*Goal*: Return the listing below verbatim. Pictures do not belong in the copy.
• • •
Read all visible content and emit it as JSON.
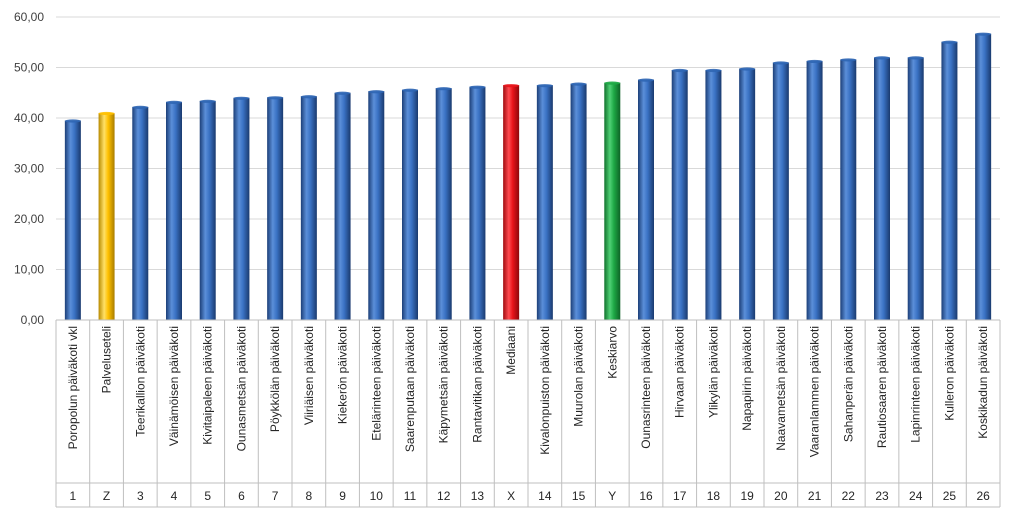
{
  "chart_data": {
    "type": "bar",
    "title": "",
    "xlabel": "",
    "ylabel": "",
    "ylim": [
      0,
      60
    ],
    "yticks": [
      "0,00",
      "10,00",
      "20,00",
      "30,00",
      "40,00",
      "50,00",
      "60,00"
    ],
    "grid": true,
    "categories": [
      "Poropolun päiväkoti vkl",
      "Palveluseteli",
      "Teerikallion päiväkoti",
      "Väinämöisen päiväkoti",
      "Kivitaipaleen päiväkoti",
      "Ounasmetsän päiväkoti",
      "Pöykkölän päiväkoti",
      "Viiriäisen päiväkoti",
      "Kiekerön päiväkoti",
      "Etelärinteen päiväkoti",
      "Saarenputaan päiväkoti",
      "Käpymetsän päiväkoti",
      "Rantavitikan päiväkoti",
      "Mediaani",
      "Kivalonpuiston päiväkoti",
      "Muurolan päiväkoti",
      "Keskiarvo",
      "Ounasrinteen päiväkoti",
      "Hirvaan päiväkoti",
      "Ylikylän päiväkoti",
      "Napapiirin päiväkoti",
      "Naavametsän päiväkoti",
      "Vaaranlammen päiväkoti",
      "Sahanperän päiväkoti",
      "Rautiosaaren päiväkoti",
      "Lapinrinteen päiväkoti",
      "Kulleron päiväkoti",
      "Koskikadun päiväkoti"
    ],
    "codes": [
      "1",
      "Z",
      "3",
      "4",
      "5",
      "6",
      "7",
      "8",
      "9",
      "10",
      "11",
      "12",
      "13",
      "X",
      "14",
      "15",
      "Y",
      "16",
      "17",
      "18",
      "19",
      "20",
      "21",
      "22",
      "23",
      "24",
      "25",
      "26"
    ],
    "values": [
      39.5,
      41.0,
      42.2,
      43.2,
      43.4,
      44.0,
      44.1,
      44.3,
      45.0,
      45.3,
      45.6,
      45.9,
      46.2,
      46.5,
      46.5,
      46.8,
      47.0,
      47.6,
      49.5,
      49.5,
      49.8,
      51.0,
      51.3,
      51.6,
      52.0,
      52.0,
      55.1,
      56.7
    ],
    "bar_colors": [
      "#2f66b4",
      "#ffc000",
      "#2f66b4",
      "#2f66b4",
      "#2f66b4",
      "#2f66b4",
      "#2f66b4",
      "#2f66b4",
      "#2f66b4",
      "#2f66b4",
      "#2f66b4",
      "#2f66b4",
      "#2f66b4",
      "#e8141a",
      "#2f66b4",
      "#2f66b4",
      "#1ea845",
      "#2f66b4",
      "#2f66b4",
      "#2f66b4",
      "#2f66b4",
      "#2f66b4",
      "#2f66b4",
      "#2f66b4",
      "#2f66b4",
      "#2f66b4",
      "#2f66b4",
      "#2f66b4"
    ]
  }
}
• • •
*Answer in full*:
Read all visible content and emit it as JSON.
{
  "chart_data": {
    "type": "bar",
    "title": "",
    "xlabel": "",
    "ylabel": "",
    "ylim": [
      0,
      60
    ],
    "yticks": [
      "0,00",
      "10,00",
      "20,00",
      "30,00",
      "40,00",
      "50,00",
      "60,00"
    ],
    "grid": true,
    "categories": [
      "Poropolun päiväkoti vkl",
      "Palveluseteli",
      "Teerikallion päiväkoti",
      "Väinämöisen päiväkoti",
      "Kivitaipaleen päiväkoti",
      "Ounasmetsän päiväkoti",
      "Pöykkölän päiväkoti",
      "Viiriäisen päiväkoti",
      "Kiekerön päiväkoti",
      "Etelärinteen päiväkoti",
      "Saarenputaan päiväkoti",
      "Käpymetsän päiväkoti",
      "Rantavitikan päiväkoti",
      "Mediaani",
      "Kivalonpuiston päiväkoti",
      "Muurolan päiväkoti",
      "Keskiarvo",
      "Ounasrinteen päiväkoti",
      "Hirvaan päiväkoti",
      "Ylikylän päiväkoti",
      "Napapiirin päiväkoti",
      "Naavametsän päiväkoti",
      "Vaaranlammen päiväkoti",
      "Sahanperän päiväkoti",
      "Rautiosaaren päiväkoti",
      "Lapinrinteen päiväkoti",
      "Kulleron päiväkoti",
      "Koskikadun päiväkoti"
    ],
    "codes": [
      "1",
      "Z",
      "3",
      "4",
      "5",
      "6",
      "7",
      "8",
      "9",
      "10",
      "11",
      "12",
      "13",
      "X",
      "14",
      "15",
      "Y",
      "16",
      "17",
      "18",
      "19",
      "20",
      "21",
      "22",
      "23",
      "24",
      "25",
      "26"
    ],
    "values": [
      39.5,
      41.0,
      42.2,
      43.2,
      43.4,
      44.0,
      44.1,
      44.3,
      45.0,
      45.3,
      45.6,
      45.9,
      46.2,
      46.5,
      46.5,
      46.8,
      47.0,
      47.6,
      49.5,
      49.5,
      49.8,
      51.0,
      51.3,
      51.6,
      52.0,
      52.0,
      55.1,
      56.7
    ],
    "bar_colors": [
      "#2f66b4",
      "#ffc000",
      "#2f66b4",
      "#2f66b4",
      "#2f66b4",
      "#2f66b4",
      "#2f66b4",
      "#2f66b4",
      "#2f66b4",
      "#2f66b4",
      "#2f66b4",
      "#2f66b4",
      "#2f66b4",
      "#e8141a",
      "#2f66b4",
      "#2f66b4",
      "#1ea845",
      "#2f66b4",
      "#2f66b4",
      "#2f66b4",
      "#2f66b4",
      "#2f66b4",
      "#2f66b4",
      "#2f66b4",
      "#2f66b4",
      "#2f66b4",
      "#2f66b4",
      "#2f66b4"
    ]
  }
}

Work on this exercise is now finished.